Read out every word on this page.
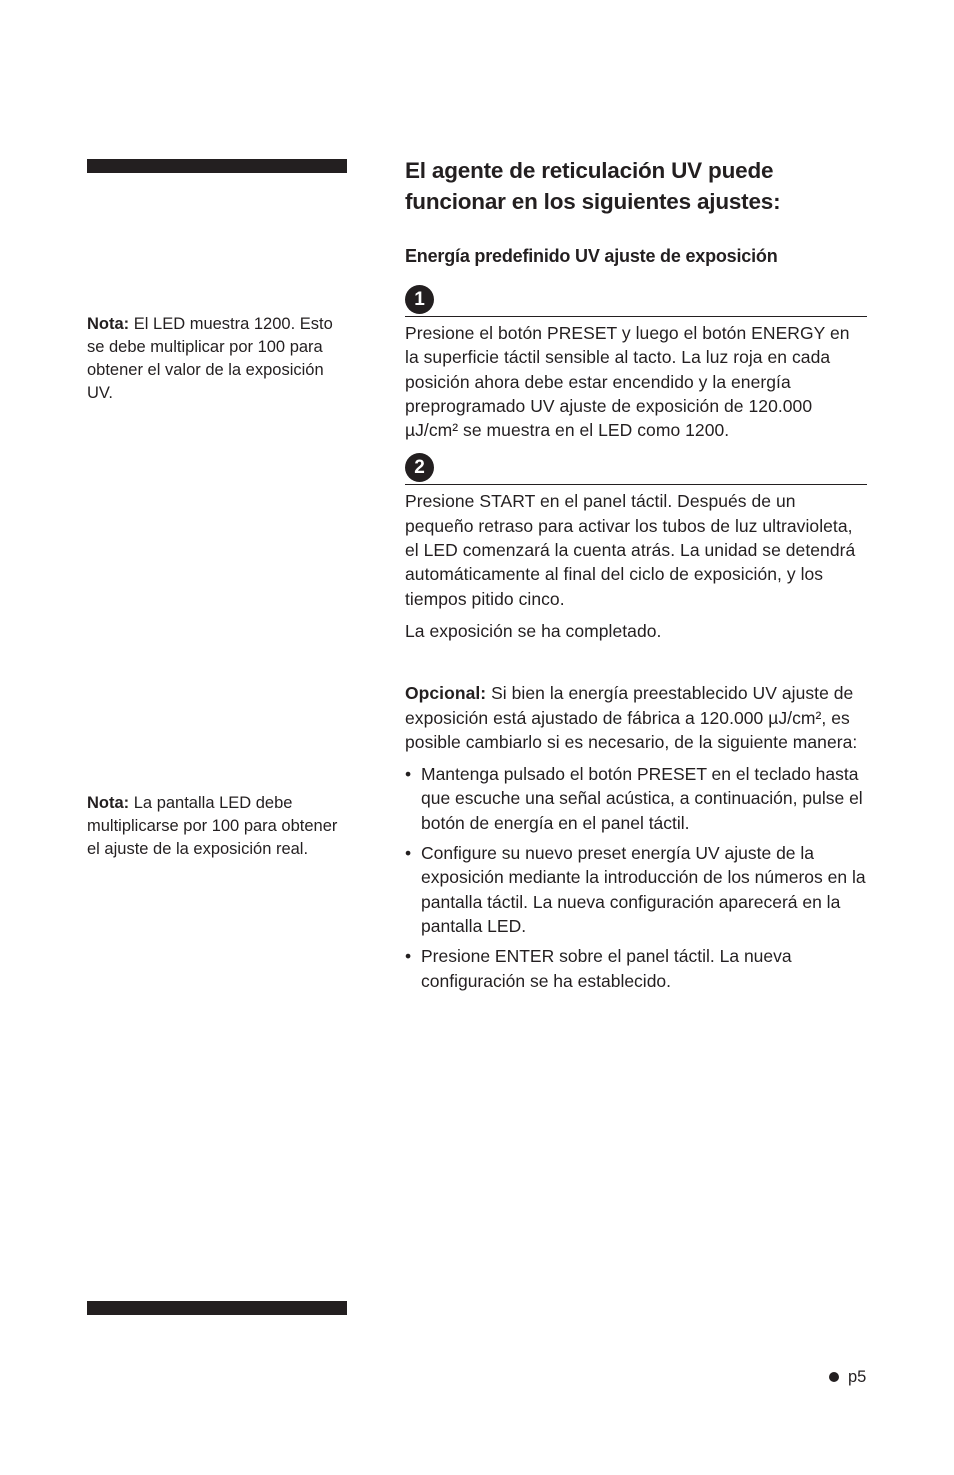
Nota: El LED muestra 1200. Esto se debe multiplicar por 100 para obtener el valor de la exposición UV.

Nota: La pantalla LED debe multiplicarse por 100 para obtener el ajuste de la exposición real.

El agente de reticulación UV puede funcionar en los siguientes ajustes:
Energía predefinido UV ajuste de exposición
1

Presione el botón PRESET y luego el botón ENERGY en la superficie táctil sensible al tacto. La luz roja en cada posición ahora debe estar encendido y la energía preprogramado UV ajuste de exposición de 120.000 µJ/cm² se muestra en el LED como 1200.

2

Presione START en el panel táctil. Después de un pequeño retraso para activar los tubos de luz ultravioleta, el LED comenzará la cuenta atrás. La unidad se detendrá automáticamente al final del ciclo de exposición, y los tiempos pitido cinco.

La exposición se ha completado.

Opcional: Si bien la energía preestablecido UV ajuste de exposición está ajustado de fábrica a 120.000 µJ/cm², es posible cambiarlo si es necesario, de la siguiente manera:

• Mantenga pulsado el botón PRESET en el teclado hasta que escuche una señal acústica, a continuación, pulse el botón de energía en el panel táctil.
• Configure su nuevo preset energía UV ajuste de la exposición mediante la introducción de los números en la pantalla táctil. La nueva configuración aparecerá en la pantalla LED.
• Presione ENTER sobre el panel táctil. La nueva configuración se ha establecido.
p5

☆ ☆ ☆ ☆ ☆

Omit the pictures, then quote the rest of the material above exactly.

§ **Output of the task**
Read out every word on this page.
Nota: El LED muestra 1200. Esto se debe multiplicar por 100 para obtener el valor de la exposición UV.

Nota: La pantalla LED debe multiplicarse por 100 para obtener el ajuste de la exposición real.

El agente de reticulación UV puede funcionar en los siguientes ajustes:
Energía predefinido UV ajuste de exposición
1

Presione el botón PRESET y luego el botón ENERGY en la superficie táctil sensible al tacto. La luz roja en cada posición ahora debe estar encendido y la energía preprogramado UV ajuste de exposición de 120.000 µJ/cm² se muestra en el LED como 1200.

2

Presione START en el panel táctil. Después de un pequeño retraso para activar los tubos de luz ultravioleta, el LED comenzará la cuenta atrás. La unidad se detendrá automáticamente al final del ciclo de exposición, y los tiempos pitido cinco.

La exposición se ha completado.

Opcional: Si bien la energía preestablecido UV ajuste de exposición está ajustado de fábrica a 120.000 µJ/cm², es posible cambiarlo si es necesario, de la siguiente manera:

• Mantenga pulsado el botón PRESET en el teclado hasta que escuche una señal acústica, a continuación, pulse el botón de energía en el panel táctil.
• Configure su nuevo preset energía UV ajuste de la exposición mediante la introducción de los números en la pantalla táctil. La nueva configuración aparecerá en la pantalla LED.
• Presione ENTER sobre el panel táctil. La nueva configuración se ha establecido.
p5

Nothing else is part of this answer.